Requirement | Find the lines holding "structured" and copy them.

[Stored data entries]
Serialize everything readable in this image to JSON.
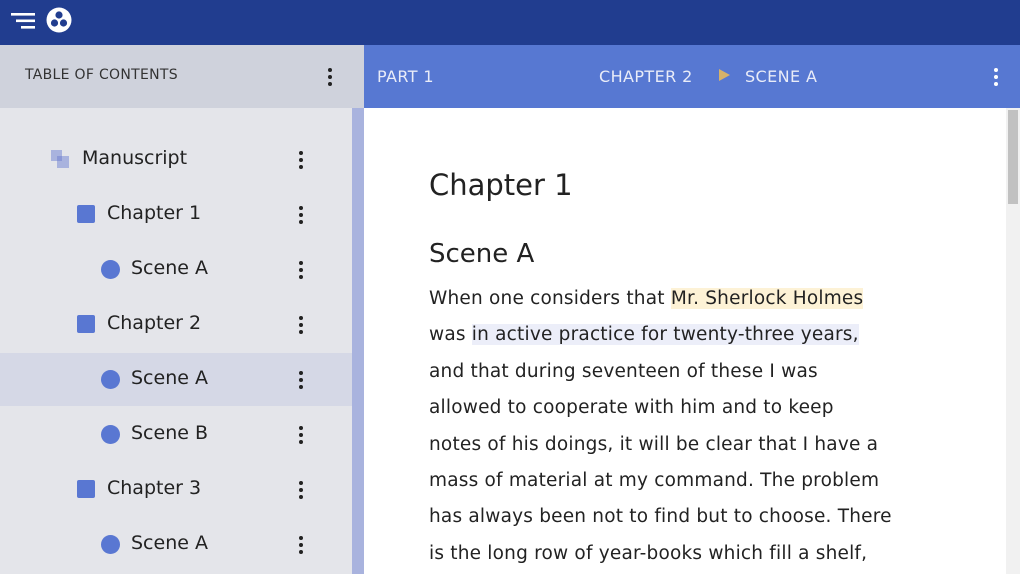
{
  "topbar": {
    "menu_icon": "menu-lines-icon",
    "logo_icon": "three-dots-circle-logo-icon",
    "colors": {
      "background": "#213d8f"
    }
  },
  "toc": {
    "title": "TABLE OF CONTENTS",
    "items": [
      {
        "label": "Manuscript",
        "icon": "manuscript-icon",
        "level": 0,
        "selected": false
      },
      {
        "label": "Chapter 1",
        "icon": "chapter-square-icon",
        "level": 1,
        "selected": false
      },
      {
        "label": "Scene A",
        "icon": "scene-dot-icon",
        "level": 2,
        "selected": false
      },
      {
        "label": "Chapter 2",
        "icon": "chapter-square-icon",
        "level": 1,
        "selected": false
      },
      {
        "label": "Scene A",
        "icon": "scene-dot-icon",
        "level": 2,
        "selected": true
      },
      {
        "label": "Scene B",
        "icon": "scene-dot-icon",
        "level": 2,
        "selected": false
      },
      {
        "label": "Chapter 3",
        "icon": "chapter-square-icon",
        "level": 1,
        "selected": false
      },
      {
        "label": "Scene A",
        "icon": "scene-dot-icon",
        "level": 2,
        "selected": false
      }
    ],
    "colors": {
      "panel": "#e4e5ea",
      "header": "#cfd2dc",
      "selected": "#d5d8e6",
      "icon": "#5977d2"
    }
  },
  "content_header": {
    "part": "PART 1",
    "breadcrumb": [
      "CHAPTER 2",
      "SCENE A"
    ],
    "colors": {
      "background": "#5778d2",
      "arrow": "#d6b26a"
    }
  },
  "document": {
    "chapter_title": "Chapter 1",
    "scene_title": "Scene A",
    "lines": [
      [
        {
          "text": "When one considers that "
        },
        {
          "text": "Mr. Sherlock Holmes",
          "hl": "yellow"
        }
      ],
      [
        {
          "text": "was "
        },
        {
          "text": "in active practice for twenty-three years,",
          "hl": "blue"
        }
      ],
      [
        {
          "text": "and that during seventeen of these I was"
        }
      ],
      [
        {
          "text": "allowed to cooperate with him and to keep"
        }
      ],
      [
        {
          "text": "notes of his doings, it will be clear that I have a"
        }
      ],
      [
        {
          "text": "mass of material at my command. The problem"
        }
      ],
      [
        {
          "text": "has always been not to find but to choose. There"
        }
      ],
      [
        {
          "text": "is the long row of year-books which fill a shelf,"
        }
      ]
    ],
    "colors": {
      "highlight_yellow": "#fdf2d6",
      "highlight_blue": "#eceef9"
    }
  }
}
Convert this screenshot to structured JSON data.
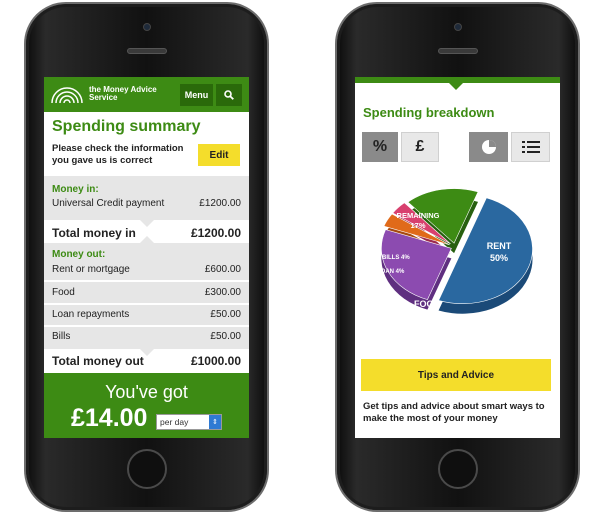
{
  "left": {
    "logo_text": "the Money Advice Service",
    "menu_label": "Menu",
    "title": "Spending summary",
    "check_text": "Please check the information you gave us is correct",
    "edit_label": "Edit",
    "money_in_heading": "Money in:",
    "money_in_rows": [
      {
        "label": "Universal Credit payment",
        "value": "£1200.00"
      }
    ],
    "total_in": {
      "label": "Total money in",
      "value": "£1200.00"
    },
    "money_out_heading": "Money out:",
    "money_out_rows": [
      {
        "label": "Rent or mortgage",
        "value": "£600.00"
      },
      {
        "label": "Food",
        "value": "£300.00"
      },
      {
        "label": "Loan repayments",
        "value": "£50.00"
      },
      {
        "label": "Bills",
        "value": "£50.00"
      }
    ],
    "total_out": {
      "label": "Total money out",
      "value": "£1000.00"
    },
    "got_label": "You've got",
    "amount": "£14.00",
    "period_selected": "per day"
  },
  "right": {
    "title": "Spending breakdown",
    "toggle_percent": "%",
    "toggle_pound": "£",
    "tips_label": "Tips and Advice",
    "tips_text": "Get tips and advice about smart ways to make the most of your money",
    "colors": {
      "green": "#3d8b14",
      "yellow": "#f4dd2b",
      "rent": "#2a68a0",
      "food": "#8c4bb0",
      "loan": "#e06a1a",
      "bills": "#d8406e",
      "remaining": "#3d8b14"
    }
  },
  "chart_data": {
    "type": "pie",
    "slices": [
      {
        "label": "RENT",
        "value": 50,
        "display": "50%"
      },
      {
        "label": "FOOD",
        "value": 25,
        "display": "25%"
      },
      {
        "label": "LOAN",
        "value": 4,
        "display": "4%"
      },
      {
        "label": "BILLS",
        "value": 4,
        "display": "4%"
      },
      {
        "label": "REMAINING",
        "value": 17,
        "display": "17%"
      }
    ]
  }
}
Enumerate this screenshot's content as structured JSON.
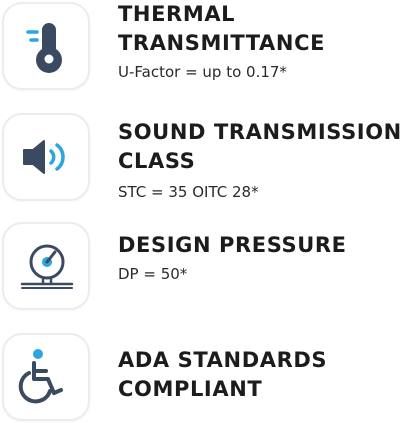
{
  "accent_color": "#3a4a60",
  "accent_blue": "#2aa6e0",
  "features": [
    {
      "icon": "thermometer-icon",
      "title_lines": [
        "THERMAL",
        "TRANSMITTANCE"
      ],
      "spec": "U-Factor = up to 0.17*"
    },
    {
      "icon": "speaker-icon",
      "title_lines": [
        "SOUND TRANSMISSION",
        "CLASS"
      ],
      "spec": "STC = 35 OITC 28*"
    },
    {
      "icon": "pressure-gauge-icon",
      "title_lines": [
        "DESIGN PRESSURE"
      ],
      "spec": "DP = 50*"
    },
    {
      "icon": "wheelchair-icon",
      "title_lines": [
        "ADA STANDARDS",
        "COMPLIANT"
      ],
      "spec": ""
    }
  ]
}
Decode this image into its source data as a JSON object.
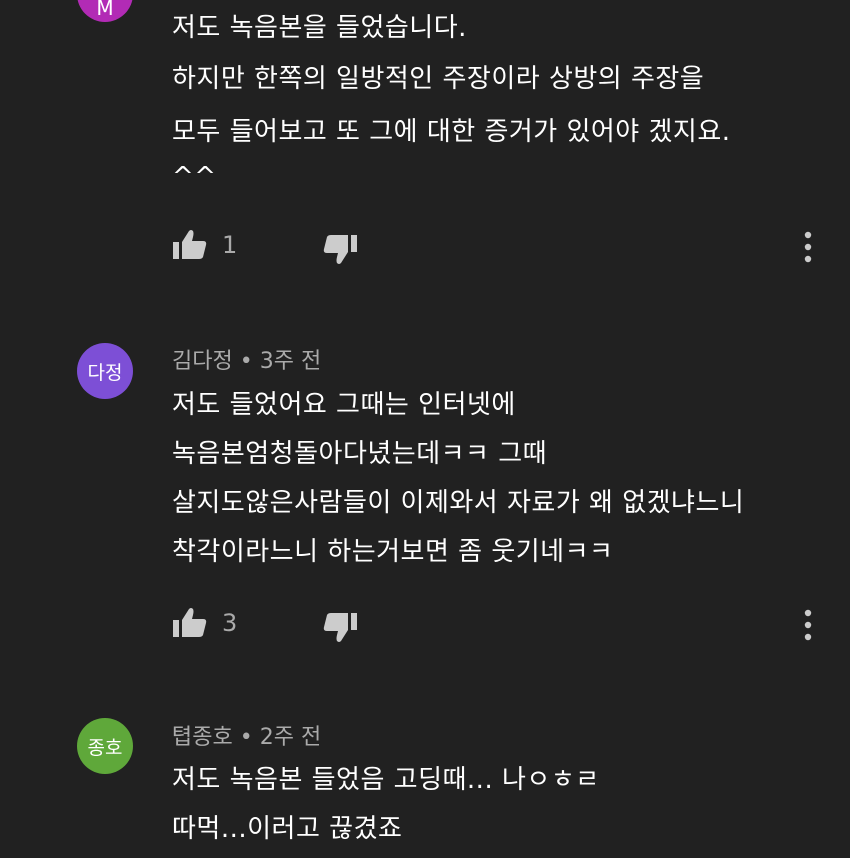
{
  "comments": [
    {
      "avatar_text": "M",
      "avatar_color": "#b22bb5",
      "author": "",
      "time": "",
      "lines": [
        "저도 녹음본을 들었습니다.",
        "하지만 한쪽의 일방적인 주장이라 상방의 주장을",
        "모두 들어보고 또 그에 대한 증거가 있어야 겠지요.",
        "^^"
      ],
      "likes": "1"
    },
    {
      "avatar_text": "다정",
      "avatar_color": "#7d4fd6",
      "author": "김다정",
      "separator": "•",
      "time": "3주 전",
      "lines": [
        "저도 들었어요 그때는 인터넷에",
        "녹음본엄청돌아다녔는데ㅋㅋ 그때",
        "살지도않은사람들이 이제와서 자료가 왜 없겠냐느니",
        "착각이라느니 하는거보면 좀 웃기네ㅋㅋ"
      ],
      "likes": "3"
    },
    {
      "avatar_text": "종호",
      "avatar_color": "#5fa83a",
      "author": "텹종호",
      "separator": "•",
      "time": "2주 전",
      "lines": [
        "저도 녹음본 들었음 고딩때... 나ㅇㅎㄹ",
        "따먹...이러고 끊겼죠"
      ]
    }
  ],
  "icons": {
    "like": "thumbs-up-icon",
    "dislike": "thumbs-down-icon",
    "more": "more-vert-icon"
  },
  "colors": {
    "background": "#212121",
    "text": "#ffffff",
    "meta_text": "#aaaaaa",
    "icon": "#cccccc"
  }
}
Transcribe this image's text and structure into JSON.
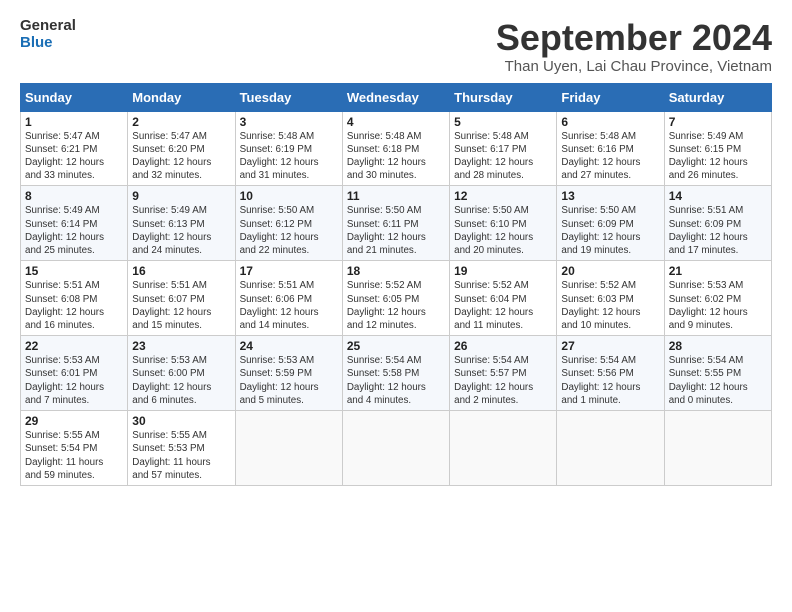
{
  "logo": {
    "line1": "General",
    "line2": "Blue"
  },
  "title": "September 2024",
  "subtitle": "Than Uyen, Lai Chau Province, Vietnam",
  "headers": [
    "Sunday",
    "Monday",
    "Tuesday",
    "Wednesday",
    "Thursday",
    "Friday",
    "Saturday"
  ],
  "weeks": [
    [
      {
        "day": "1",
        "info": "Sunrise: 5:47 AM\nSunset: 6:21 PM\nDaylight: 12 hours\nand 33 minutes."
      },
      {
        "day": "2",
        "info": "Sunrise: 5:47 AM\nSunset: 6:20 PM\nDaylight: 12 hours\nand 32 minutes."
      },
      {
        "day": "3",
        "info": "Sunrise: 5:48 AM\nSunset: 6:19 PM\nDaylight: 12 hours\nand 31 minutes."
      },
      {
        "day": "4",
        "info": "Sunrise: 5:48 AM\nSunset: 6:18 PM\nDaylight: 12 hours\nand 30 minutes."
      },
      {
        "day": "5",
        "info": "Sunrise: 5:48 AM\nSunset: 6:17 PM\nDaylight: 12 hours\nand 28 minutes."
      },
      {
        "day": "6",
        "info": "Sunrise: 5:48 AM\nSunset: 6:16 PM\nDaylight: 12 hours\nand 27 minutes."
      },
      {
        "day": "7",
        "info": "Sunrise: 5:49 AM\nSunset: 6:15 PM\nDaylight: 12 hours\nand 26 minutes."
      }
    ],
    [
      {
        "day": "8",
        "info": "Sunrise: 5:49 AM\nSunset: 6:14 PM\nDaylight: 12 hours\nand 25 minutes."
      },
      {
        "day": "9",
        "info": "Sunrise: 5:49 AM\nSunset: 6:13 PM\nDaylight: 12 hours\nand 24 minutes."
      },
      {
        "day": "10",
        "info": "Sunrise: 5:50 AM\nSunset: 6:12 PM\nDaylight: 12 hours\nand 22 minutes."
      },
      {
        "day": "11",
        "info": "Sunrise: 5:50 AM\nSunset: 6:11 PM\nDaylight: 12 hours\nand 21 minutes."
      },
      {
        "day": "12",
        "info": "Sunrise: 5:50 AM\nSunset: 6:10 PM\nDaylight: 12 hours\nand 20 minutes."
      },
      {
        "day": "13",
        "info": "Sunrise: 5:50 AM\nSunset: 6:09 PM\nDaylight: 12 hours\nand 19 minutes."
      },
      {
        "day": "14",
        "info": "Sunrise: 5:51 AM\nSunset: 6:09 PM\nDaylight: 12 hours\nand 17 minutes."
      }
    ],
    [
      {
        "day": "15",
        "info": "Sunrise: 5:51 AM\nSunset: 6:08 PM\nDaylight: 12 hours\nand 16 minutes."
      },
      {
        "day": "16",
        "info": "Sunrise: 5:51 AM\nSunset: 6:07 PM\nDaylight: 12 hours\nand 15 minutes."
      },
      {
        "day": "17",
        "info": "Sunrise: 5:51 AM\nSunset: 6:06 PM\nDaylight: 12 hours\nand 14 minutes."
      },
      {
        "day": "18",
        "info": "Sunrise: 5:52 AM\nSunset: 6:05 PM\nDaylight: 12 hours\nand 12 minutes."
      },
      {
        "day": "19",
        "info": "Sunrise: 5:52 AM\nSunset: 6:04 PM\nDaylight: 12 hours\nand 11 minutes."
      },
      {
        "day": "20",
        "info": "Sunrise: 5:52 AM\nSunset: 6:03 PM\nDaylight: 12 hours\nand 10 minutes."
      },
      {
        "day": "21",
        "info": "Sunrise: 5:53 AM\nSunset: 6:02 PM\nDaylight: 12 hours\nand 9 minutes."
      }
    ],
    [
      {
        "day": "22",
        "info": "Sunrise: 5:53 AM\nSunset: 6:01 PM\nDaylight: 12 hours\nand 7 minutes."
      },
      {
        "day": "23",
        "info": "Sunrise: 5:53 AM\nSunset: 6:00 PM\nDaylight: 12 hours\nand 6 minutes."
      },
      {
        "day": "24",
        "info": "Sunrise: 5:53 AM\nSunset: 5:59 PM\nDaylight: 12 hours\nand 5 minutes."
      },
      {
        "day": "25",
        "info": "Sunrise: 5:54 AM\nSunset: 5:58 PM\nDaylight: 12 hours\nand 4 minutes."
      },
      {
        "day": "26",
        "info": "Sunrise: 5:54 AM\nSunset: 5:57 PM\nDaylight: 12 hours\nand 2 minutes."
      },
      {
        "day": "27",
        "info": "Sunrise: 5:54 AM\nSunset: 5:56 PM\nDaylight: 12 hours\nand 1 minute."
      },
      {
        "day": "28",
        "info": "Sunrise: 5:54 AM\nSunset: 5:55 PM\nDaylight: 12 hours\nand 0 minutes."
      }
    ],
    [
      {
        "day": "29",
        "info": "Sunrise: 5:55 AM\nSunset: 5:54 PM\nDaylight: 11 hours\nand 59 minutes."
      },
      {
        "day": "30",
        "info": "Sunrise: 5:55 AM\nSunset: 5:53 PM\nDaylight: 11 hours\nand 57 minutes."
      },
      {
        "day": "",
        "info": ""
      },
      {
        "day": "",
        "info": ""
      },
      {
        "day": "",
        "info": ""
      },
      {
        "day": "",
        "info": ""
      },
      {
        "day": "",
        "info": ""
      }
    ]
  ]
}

Completed exercise |
Convert this screenshot to structured JSON data.
Enumerate this screenshot's content as structured JSON.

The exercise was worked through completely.